Reproduce verbatim the stretch of the email thread from "Answers in-line." through "question. See inline.".

BEGIN Selected text

Thank you for your comments.

Answers in-line.

Thank you

Gyan

On Thu, Mar 11, 2021 at 11:01 AM Acee Lindem (acee) <acee@cisco.com> wrote:

> Hi Gyan,
>
>
>
> I guess you didn’t understand my first PUA question. See inline.
>
>
>
> *From: *Gyan Mishra <hayabusagsm@gmail.com>
> *Date: *Monday, March 8, 2021 at 8:11 PM
> *To: *Acee Lindem <acee@cisco.com>
> *Cc: *Aijun Wang <wangaj3@chinatelecom.cn>,
> draft-wang-lsr-prefix-unreachable-annoucement <
> draft-wang-lsr-prefix-unreachable-annoucement@ietf.org>, lsr <lsr@ietf.org
> >
> *Subject: *Re:
> https://tools.ietf.org/html/draft-wang-lsr-prefix-unreachable-annoucement-05
>
>
>
>
>
>
>
> On Mon, Mar 8, 2021 at 7:37 PM Acee Lindem (acee) <acee@cisco.com> wrote:
>
> Speaking as a WG member:
>
>
>
> Hi Gyan,
>
>
>
> The first question is how do you know which prefixes within the summary
> range to protect? Are these configured? Is this half-assed best-effort
> protection where you protect prefixes within the range that you’ve
> installed recently? Just how does this work? It is clearly not specified in
> the draft.
>
>  Gyan>  All prefixes within the summary range are protected see section 4.
>
>
>
>    [RFC7794] and [I-D.ietf-lsr-ospf-prefix-originator <https://tools.ietf.org/html/draft-wang-lsr-prefix-unreachable-annoucement-05#ref-I-D.ietf-lsr-ospf-prefix-originator>] draft both define
>
>    one sub-tlv to announce the originator information of the one prefix
>
>    from a specified node.  This draft utilizes such TLV for both OSPF
>
>    and ISIS to signal the negative prefix in the perspective PUA when a
>
>    link or node goes down.
>
>
>
>    ABR detects link or node down and floods PUA negative prefix
>
>    advertisement along with the summary advertisement according to the
>
>    prefix-originator specification.  The ABR or ISIS L1-L2 border node
>
>    has the responsibility to add the prefix originator information when
>
>    it receives the Router LSA from other routers in the same area or
>
>    level.
>
>
>
> Acee> So, the ABR will only know about missing prefixes that it has recently received? What if the prefix is already missing when the ABR establishes adjacencies on the path to the PE? What if the prefix is being permanently taken out of service – then this negative advertisement will persist permanently. What if there is an unintentional advertisement in the summary range and it is withdrawn? How do you decide whether or not to protect a prefix with in the range?
>
>
>
>  Gyan>  In section 6 of the draft under implementation considerations we have a MAA (Max Address Announcement) threshold value that is configurable.
>
>     1.  If the number of unreachable prefixes is less than MAA, the ABR
>
>    should advertise the summary address and the PUA.
>
>    2.  If the number of reachable address is less than MAA, the ABR
>    should advertise the detail reachable address only.

END Selected text
BEGIN Records supplied

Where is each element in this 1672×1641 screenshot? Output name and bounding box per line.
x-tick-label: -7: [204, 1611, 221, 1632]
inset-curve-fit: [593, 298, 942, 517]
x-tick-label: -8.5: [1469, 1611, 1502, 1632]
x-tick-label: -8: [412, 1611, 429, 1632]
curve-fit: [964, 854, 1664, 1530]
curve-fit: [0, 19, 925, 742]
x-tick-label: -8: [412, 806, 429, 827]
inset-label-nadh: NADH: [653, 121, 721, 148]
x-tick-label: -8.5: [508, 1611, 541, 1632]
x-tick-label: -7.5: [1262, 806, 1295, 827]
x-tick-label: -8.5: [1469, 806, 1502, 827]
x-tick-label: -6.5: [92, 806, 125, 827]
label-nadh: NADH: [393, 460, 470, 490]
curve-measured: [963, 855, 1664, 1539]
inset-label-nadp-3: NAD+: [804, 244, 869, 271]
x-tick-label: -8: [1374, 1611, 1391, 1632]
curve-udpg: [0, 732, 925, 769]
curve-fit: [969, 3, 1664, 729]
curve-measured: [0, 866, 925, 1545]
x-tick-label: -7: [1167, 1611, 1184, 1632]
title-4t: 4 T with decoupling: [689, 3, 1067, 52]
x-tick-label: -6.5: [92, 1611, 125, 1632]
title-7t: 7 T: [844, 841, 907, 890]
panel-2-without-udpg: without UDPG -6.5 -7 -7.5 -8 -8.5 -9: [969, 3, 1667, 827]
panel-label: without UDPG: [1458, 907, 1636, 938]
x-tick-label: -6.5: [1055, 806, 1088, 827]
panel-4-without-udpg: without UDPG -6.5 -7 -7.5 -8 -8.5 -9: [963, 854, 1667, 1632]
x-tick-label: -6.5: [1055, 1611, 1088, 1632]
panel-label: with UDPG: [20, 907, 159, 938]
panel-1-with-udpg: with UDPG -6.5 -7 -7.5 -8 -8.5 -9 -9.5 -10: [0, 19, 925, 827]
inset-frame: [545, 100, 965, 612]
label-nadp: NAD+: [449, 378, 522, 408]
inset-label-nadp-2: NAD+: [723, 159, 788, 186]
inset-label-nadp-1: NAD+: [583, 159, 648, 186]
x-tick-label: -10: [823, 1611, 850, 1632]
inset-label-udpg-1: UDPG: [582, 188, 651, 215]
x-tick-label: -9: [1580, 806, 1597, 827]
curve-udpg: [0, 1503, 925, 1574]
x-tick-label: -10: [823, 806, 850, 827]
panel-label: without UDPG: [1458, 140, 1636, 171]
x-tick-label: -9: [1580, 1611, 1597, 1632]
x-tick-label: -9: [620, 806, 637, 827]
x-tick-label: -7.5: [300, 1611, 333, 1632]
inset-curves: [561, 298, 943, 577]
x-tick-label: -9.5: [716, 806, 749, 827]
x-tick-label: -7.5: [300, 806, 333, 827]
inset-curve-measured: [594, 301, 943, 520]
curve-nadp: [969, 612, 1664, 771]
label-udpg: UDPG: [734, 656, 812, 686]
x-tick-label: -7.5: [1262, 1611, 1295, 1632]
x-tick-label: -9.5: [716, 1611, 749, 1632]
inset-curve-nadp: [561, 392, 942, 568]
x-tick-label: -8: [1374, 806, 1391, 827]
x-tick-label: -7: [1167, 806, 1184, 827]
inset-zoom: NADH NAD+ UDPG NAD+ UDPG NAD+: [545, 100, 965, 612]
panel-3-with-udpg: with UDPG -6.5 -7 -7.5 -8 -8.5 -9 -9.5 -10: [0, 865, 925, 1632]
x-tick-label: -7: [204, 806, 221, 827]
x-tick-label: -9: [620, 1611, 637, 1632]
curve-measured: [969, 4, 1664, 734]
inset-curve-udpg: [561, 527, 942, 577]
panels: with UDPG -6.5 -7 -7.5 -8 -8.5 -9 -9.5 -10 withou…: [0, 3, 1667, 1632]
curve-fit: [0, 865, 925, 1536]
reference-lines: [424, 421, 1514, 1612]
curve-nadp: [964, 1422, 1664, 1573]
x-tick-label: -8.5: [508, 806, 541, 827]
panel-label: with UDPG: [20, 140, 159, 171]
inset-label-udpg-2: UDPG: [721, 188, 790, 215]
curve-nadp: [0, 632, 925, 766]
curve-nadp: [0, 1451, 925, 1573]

END Records supplied

Solution to this exercise:
Answers in-line.

Thank you

Gyan

On Thu, Mar 11, 2021 at 11:01 AM Acee Lindem (acee) <acee@cisco.com> wrote:

> Hi Gyan,
>
>
>
> I guess you didn’t understand my first PUA question. See inline.